• Directions for this task
Below are entries; tally how many lines hold the string "Volume" and answer with only that figure.

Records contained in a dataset
------------------------

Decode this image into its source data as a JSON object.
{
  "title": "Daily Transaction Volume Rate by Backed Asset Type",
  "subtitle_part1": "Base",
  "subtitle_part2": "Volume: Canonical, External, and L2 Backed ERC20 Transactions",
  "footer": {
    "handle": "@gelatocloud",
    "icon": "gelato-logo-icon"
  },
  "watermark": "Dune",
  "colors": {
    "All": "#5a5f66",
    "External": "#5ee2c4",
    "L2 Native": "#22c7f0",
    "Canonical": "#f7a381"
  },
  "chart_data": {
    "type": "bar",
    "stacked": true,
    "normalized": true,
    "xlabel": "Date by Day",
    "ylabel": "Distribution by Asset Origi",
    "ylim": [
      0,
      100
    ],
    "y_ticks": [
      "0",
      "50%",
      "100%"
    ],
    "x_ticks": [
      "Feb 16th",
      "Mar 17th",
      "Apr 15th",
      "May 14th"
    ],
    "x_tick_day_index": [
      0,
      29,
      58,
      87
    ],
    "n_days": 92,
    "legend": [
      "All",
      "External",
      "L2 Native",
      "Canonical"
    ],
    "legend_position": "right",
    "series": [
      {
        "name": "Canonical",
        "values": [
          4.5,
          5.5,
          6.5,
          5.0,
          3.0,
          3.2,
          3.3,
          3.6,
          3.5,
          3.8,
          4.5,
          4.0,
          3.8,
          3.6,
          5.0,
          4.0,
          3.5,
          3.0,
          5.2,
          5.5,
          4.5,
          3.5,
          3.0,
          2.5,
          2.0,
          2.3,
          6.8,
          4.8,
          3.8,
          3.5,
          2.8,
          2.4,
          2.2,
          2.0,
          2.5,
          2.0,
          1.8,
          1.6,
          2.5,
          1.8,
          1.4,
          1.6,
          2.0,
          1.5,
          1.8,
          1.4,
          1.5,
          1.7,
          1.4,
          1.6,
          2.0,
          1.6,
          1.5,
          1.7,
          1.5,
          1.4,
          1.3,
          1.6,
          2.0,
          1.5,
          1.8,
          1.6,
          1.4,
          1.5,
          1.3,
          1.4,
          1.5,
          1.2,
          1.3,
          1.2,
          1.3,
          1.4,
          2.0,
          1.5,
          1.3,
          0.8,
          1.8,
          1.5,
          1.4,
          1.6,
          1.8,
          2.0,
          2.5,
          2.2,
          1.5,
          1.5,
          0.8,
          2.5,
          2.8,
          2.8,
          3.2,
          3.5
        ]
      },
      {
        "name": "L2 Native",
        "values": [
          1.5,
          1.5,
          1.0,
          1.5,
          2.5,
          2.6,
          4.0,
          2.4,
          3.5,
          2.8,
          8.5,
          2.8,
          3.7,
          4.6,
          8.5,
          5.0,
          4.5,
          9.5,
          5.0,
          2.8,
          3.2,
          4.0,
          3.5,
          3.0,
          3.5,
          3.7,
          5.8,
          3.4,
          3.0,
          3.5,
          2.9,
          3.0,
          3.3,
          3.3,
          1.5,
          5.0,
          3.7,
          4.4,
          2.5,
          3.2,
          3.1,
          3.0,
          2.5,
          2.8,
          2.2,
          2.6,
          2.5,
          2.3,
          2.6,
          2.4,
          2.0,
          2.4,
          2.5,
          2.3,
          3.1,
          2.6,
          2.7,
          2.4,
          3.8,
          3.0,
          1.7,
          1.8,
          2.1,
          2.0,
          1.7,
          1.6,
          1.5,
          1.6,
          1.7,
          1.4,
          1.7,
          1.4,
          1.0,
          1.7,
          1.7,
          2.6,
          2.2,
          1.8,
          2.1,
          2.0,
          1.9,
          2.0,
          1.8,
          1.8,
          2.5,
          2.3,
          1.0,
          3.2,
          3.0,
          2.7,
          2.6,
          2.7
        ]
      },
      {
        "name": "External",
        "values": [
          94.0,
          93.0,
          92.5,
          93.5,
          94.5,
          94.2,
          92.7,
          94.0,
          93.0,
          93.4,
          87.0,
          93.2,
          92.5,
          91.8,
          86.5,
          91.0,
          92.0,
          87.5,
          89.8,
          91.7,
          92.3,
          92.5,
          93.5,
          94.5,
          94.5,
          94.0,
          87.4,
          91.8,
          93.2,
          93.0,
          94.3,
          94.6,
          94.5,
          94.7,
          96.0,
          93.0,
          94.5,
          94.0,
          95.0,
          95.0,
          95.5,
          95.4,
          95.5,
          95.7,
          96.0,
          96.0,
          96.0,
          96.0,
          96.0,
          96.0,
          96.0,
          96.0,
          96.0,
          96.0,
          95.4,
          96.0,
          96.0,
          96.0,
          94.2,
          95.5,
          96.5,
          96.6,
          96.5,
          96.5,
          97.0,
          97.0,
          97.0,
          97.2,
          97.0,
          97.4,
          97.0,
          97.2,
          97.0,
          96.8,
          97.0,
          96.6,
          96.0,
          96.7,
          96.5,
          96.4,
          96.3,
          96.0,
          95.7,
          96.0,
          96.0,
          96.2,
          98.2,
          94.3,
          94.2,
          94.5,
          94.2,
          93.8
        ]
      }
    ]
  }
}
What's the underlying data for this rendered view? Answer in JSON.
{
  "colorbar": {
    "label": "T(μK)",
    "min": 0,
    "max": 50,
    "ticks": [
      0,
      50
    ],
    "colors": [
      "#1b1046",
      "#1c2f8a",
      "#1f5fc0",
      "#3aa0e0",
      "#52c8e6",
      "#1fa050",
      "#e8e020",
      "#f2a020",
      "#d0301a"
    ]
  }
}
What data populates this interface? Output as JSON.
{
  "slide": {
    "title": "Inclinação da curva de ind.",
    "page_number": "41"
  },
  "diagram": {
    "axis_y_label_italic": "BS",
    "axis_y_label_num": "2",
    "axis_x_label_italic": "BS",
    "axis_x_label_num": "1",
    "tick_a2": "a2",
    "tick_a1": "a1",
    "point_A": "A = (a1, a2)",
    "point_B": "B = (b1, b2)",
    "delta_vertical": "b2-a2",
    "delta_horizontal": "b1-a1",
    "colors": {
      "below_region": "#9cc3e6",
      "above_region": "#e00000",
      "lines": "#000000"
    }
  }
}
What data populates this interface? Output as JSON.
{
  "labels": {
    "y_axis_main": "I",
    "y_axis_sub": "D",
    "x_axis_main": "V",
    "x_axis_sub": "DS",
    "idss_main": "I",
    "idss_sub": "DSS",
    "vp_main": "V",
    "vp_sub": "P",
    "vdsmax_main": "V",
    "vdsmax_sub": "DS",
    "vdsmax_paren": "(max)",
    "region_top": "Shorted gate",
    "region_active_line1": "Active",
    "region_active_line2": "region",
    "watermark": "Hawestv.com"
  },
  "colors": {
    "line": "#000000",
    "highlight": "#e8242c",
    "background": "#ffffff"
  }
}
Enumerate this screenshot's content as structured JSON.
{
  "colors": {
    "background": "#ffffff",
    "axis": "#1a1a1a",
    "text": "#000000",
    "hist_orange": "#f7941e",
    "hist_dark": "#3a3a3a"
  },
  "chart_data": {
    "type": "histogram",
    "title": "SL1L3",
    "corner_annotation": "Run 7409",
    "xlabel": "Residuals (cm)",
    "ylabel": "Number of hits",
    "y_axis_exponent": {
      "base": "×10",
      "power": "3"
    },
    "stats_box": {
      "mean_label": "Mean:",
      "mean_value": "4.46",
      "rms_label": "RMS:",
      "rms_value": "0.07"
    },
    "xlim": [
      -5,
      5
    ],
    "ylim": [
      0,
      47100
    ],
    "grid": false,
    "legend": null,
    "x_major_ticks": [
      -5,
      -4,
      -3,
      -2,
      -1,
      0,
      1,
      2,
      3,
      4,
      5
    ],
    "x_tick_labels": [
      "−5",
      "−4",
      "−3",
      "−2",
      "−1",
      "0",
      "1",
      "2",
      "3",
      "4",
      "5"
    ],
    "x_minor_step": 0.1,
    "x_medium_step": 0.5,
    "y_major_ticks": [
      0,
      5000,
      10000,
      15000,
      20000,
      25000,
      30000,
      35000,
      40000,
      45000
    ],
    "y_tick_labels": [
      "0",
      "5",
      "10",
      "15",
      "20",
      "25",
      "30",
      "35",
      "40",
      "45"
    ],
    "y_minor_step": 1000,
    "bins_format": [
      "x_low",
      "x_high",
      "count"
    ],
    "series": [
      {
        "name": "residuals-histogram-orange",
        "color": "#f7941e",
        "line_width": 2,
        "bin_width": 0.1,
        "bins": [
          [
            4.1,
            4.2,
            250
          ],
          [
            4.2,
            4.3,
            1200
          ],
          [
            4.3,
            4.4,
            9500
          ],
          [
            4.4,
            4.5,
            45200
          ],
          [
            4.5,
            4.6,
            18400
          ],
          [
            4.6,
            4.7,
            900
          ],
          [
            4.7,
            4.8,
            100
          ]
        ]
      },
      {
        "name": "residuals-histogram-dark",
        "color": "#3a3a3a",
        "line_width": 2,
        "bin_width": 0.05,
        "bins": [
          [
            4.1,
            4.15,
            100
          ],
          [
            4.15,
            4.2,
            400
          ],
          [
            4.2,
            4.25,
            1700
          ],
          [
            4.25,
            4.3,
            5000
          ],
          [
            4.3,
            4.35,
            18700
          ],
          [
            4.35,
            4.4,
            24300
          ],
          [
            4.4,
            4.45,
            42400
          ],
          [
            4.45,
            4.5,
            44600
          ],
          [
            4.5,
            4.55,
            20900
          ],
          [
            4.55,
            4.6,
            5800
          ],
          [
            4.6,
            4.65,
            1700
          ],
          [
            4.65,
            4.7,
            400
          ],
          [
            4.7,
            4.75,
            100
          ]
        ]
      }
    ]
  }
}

------------------------

• Exercise output
2